▶ _Dataset content_:
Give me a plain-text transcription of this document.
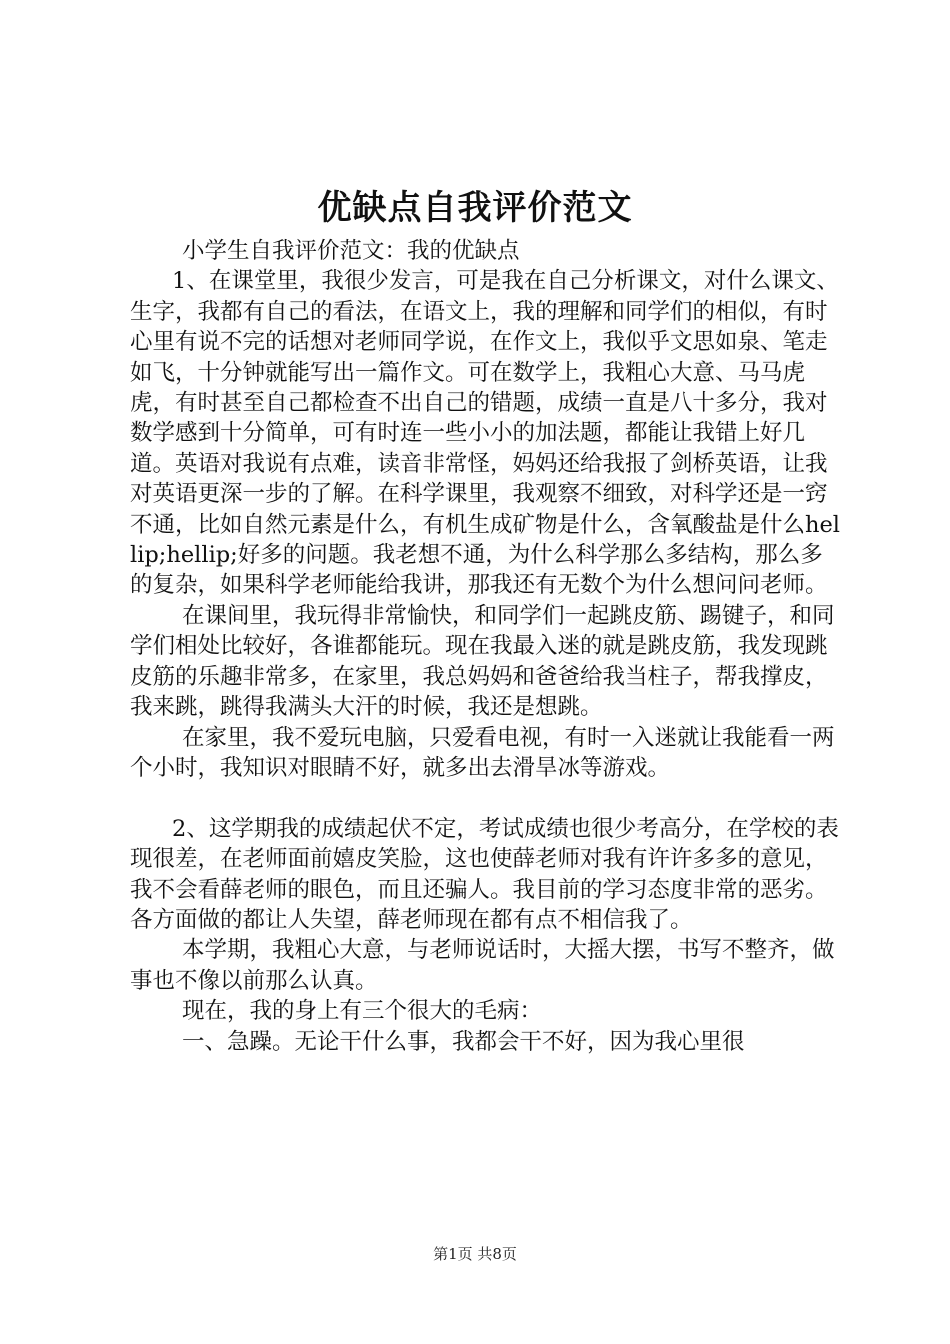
优缺点自我评价范文

小学生自我评价范文：我的优缺点

1、在课堂里，我很少发言，可是我在自己分析课文，对什么课文、生字，我都有自己的看法，在语文上，我的理解和同学们的相似，有时心里有说不完的话想对老师同学说，在作文上，我似乎文思如泉、笔走如飞，十分钟就能写出一篇作文。可在数学上，我粗心大意、马马虎虎，有时甚至自己都检查不出自己的错题，成绩一直是八十多分，我对数学感到十分简单，可有时连一些小小的加法题，都能让我错上好几道。英语对我说有点难，读音非常怪，妈妈还给我报了剑桥英语，让我对英语更深一步的了解。在科学课里，我观察不细致，对科学还是一窍不通，比如自然元素是什么，有机生成矿物是什么，含氧酸盐是什么hellip;hellip;好多的问题。我老想不通，为什么科学那么多结构，那么多的复杂，如果科学老师能给我讲，那我还有无数个为什么想问问老师。

在课间里，我玩得非常愉快，和同学们一起跳皮筋、踢键子，和同学们相处比较好，各谁都能玩。现在我最入迷的就是跳皮筋，我发现跳皮筋的乐趣非常多，在家里，我总妈妈和爸爸给我当柱子，帮我撑皮，我来跳，跳得我满头大汗的时候，我还是想跳。

在家里，我不爱玩电脑，只爱看电视，有时一入迷就让我能看一两个小时，我知识对眼睛不好，就多出去滑旱冰等游戏。

2、这学期我的成绩起伏不定，考试成绩也很少考高分，在学校的表现很差，在老师面前嬉皮笑脸，这也使薛老师对我有许许多多的意见，我不会看薛老师的眼色，而且还骗人。我目前的学习态度非常的恶劣。各方面做的都让人失望，薛老师现在都有点不相信我了。

本学期，我粗心大意，与老师说话时，大摇大摆，书写不整齐，做事也不像以前那么认真。

现在，我的身上有三个很大的毛病：

一、急躁。无论干什么事，我都会干不好，因为我心里很

第1页 共8页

▶ _The task_:
Copy each line of the preceding data that contains the string "我粗心大意".

▶ _Task answer_:
1、在课堂里，我很少发言，可是我在自己分析课文，对什么课文、生字，我都有自己的看法，在语文上，我的理解和同学们的相似，有时心里有说不完的话想对老师同学说，在作文上，我似乎文思如泉、笔走如飞，十分钟就能写出一篇作文。可在数学上，我粗心大意、马马虎虎，有时甚至自己都检查不出自己的错题，成绩一直是八十多分，我对数学感到十分简单，可有时连一些小小的加法题，都能让我错上好几道。英语对我说有点难，读音非常怪，妈妈还给我报了剑桥英语，让我对英语更深一步的了解。在科学课里，我观察不细致，对科学还是一窍不通，比如自然元素是什么，有机生成矿物是什么，含氧酸盐是什么hellip;hellip;好多的问题。我老想不通，为什么科学那么多结构，那么多的复杂，如果科学老师能给我讲，那我还有无数个为什么想问问老师。
本学期，我粗心大意，与老师说话时，大摇大摆，书写不整齐，做事也不像以前那么认真。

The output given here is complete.